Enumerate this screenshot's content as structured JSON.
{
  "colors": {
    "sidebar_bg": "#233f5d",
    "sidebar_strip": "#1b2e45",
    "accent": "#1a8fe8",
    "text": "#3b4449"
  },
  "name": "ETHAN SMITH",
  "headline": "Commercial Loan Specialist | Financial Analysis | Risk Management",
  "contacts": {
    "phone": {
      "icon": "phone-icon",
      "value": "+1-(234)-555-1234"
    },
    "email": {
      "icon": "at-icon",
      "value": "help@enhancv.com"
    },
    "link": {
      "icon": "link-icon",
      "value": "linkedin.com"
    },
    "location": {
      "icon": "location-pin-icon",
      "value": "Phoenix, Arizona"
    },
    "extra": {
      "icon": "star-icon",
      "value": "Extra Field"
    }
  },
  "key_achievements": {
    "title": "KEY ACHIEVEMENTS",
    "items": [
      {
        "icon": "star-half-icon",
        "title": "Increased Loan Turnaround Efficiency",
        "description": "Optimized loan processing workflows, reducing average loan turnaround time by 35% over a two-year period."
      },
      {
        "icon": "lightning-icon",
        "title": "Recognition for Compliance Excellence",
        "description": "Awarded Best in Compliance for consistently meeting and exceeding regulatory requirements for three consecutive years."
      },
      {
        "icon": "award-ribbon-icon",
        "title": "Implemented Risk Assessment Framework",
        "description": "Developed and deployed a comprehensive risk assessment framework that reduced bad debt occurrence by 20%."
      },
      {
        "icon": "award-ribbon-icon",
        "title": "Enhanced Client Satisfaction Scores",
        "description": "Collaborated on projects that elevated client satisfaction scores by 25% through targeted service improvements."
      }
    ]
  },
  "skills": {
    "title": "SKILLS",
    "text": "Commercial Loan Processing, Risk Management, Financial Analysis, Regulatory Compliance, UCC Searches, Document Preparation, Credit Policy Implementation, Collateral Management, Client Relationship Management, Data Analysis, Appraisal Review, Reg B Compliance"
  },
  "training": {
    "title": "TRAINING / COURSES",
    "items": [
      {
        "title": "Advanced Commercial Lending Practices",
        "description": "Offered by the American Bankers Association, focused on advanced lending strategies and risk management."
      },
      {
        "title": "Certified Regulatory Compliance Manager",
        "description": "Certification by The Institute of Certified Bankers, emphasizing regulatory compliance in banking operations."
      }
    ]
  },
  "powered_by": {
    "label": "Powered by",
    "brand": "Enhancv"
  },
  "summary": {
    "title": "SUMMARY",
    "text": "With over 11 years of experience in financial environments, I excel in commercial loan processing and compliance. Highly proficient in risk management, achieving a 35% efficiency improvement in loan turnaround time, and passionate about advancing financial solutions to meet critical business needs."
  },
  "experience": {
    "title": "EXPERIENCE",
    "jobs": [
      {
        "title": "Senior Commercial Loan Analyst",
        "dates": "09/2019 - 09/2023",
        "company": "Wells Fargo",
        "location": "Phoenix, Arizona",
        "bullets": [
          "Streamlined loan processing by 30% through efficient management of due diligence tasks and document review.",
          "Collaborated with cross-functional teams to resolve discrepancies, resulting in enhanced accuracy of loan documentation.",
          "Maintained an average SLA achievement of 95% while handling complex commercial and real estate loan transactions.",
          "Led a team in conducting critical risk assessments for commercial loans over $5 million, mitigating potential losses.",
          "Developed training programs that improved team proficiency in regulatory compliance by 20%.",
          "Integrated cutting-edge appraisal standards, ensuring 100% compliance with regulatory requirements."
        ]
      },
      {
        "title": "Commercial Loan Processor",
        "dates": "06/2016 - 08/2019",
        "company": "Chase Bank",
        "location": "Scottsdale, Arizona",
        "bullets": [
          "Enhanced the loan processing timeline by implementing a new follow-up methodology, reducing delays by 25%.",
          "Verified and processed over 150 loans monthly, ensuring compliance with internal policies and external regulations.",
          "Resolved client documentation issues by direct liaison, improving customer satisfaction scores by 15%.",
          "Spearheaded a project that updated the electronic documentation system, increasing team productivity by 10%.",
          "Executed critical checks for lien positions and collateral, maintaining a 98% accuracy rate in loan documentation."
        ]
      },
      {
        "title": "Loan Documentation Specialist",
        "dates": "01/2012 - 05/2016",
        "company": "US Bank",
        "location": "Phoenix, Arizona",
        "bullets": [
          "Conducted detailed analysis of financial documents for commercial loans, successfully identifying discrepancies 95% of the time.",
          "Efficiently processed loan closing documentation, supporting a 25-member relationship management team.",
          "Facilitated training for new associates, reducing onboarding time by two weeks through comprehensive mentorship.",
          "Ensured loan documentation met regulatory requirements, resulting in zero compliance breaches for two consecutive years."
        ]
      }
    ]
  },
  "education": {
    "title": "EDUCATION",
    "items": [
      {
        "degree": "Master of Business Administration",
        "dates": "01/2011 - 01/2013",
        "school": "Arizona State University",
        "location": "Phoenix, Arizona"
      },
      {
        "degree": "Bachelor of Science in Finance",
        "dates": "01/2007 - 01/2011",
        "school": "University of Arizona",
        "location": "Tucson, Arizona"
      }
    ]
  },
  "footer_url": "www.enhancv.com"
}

======

• TASK DETAILS: Pull out every line in the data above that has the word "text".

• WRITTEN REPLY:
    "text": "#3b4449"
    "text": "Commercial Loan Processing, Risk Management, Financial Analysis, Regulatory Compliance, UCC Searches, Document Preparation, Credit Policy Implementation, Collateral Management, Client Relationship Management, Data Analysis, Appraisal Review, Reg B Compliance"
    "text": "With over 11 years of experience in financial environments, I excel in commercial loan processing and compliance. Highly proficient in risk management, achieving a 35% efficiency improvement in loan turnaround time, and passionate about advancing financial solutions to meet critical business needs."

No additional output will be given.